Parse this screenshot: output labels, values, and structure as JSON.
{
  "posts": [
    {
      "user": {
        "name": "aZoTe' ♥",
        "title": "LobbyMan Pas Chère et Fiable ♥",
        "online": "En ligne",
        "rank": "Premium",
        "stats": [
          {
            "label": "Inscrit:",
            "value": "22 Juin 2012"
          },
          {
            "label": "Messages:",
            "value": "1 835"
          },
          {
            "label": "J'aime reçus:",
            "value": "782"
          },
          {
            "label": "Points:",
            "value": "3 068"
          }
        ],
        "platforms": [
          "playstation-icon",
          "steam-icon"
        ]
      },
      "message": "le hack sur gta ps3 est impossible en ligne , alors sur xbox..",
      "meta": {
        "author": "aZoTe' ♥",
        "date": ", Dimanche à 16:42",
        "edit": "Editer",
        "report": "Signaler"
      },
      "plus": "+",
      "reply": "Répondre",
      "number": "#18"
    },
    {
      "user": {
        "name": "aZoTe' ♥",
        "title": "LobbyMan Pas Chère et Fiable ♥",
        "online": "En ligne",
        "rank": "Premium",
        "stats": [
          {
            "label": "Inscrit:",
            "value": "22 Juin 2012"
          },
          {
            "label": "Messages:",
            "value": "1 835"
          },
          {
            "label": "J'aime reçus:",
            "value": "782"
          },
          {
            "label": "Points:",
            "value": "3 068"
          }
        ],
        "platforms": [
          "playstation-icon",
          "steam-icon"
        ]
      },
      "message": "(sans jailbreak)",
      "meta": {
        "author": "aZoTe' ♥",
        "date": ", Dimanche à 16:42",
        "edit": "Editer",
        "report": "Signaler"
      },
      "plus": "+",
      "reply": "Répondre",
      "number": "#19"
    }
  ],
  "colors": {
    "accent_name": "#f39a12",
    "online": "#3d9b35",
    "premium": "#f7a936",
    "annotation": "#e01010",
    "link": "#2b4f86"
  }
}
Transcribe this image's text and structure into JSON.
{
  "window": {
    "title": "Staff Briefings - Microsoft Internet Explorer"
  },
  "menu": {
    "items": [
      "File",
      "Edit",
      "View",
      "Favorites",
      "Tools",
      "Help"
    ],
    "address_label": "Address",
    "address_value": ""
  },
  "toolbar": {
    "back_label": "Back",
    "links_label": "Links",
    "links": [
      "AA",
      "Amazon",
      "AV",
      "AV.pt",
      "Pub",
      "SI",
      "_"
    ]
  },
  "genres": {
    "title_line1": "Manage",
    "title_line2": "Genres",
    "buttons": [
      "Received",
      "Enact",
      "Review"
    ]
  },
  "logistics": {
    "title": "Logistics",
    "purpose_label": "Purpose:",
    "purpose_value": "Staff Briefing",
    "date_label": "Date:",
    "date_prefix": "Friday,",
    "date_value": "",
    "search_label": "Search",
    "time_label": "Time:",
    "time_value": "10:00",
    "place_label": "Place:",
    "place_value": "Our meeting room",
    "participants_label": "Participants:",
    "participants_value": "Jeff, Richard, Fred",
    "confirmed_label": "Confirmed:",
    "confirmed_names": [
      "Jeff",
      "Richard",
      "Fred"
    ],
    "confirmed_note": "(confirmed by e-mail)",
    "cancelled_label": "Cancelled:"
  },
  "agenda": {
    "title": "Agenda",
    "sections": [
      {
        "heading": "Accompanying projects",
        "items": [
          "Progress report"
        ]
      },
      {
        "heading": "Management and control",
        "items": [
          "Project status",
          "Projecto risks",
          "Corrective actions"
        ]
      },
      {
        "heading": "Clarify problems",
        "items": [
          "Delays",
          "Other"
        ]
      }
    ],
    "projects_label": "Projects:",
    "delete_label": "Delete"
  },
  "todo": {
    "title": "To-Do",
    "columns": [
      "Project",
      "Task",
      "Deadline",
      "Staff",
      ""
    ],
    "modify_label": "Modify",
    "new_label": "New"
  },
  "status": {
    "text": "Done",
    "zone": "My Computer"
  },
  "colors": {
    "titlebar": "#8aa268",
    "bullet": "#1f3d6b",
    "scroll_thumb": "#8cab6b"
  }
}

WHAT YOU ARE ASKED TO DO ▸
Reproduce each line of the material containing the word "Fred".

RESULT OF THIS EXERCISE ▸
    "participants_value": "Jeff, Richard, Fred",
      "Fred"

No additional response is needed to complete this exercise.